## Given request
Quote all of the entries word for word.

— START Working data —

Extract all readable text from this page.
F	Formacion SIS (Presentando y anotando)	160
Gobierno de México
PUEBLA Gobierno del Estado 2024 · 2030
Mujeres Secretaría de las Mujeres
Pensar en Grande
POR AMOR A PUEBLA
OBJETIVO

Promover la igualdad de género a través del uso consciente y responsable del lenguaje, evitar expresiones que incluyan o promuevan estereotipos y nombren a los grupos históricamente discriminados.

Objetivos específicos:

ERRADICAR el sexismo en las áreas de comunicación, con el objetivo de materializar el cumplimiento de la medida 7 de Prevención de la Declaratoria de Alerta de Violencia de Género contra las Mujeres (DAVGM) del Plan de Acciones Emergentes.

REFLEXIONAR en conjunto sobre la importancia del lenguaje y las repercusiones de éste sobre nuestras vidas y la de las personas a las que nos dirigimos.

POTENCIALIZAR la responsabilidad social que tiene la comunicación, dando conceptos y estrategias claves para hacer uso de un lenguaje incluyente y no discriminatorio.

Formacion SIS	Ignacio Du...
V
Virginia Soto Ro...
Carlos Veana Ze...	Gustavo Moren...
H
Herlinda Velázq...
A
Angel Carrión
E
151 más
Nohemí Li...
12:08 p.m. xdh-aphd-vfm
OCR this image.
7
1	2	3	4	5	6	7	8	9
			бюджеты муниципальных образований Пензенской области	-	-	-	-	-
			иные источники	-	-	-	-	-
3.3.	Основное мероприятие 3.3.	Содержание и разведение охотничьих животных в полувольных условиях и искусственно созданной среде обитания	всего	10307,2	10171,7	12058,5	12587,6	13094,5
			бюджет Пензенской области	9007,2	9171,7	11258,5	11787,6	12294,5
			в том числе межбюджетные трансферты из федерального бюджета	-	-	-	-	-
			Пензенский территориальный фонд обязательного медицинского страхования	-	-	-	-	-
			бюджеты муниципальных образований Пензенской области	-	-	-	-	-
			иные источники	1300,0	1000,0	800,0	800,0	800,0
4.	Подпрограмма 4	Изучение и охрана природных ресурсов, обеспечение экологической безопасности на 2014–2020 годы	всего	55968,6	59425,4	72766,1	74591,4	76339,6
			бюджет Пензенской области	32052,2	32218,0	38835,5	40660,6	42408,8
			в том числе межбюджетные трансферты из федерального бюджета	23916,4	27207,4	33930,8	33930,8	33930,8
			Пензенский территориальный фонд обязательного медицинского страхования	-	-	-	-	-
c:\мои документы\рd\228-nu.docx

— END Working data —

## Exercise response
Extract all readable text from this page.
F	Formacion SIS (Presentando y anotando)	160
Gobierno de México
PUEBLA Gobierno del Estado 2024 · 2030
Mujeres Secretaría de las Mujeres
Pensar en Grande
POR AMOR A PUEBLA
OBJETIVO

Promover la igualdad de género a través del uso consciente y responsable del lenguaje, evitar expresiones que incluyan o promuevan estereotipos y nombren a los grupos históricamente discriminados.

Objetivos específicos:

ERRADICAR el sexismo en las áreas de comunicación, con el objetivo de materializar el cumplimiento de la medida 7 de Prevención de la Declaratoria de Alerta de Violencia de Género contra las Mujeres (DAVGM) del Plan de Acciones Emergentes.

REFLEXIONAR en conjunto sobre la importancia del lenguaje y las repercusiones de éste sobre nuestras vidas y la de las personas a las que nos dirigimos.

POTENCIALIZAR la responsabilidad social que tiene la comunicación, dando conceptos y estrategias claves para hacer uso de un lenguaje incluyente y no discriminatorio.

Formacion SIS	Ignacio Du...
V
Virginia Soto Ro...
Carlos Veana Ze...	Gustavo Moren...
H
Herlinda Velázq...
A
Angel Carrión
E
151 más
Nohemí Li...
12:08 p.m. xdh-aphd-vfm
OCR this image.
7
1	2	3	4	5	6	7	8	9
			бюджеты муниципальных образований Пензенской области	-	-	-	-	-
			иные источники	-	-	-	-	-
3.3.	Основное мероприятие 3.3.	Содержание и разведение охотничьих животных в полувольных условиях и искусственно созданной среде обитания	всего	10307,2	10171,7	12058,5	12587,6	13094,5
			бюджет Пензенской области	9007,2	9171,7	11258,5	11787,6	12294,5
			в том числе межбюджетные трансферты из федерального бюджета	-	-	-	-	-
			Пензенский территориальный фонд обязательного медицинского страхования	-	-	-	-	-
			бюджеты муниципальных образований Пензенской области	-	-	-	-	-
			иные источники	1300,0	1000,0	800,0	800,0	800,0
4.	Подпрограмма 4	Изучение и охрана природных ресурсов, обеспечение экологической безопасности на 2014–2020 годы	всего	55968,6	59425,4	72766,1	74591,4	76339,6
			бюджет Пензенской области	32052,2	32218,0	38835,5	40660,6	42408,8
			в том числе межбюджетные трансферты из федерального бюджета	23916,4	27207,4	33930,8	33930,8	33930,8
			Пензенский территориальный фонд обязательного медицинского страхования	-	-	-	-	-
c:\мои документы\рd\228-nu.docx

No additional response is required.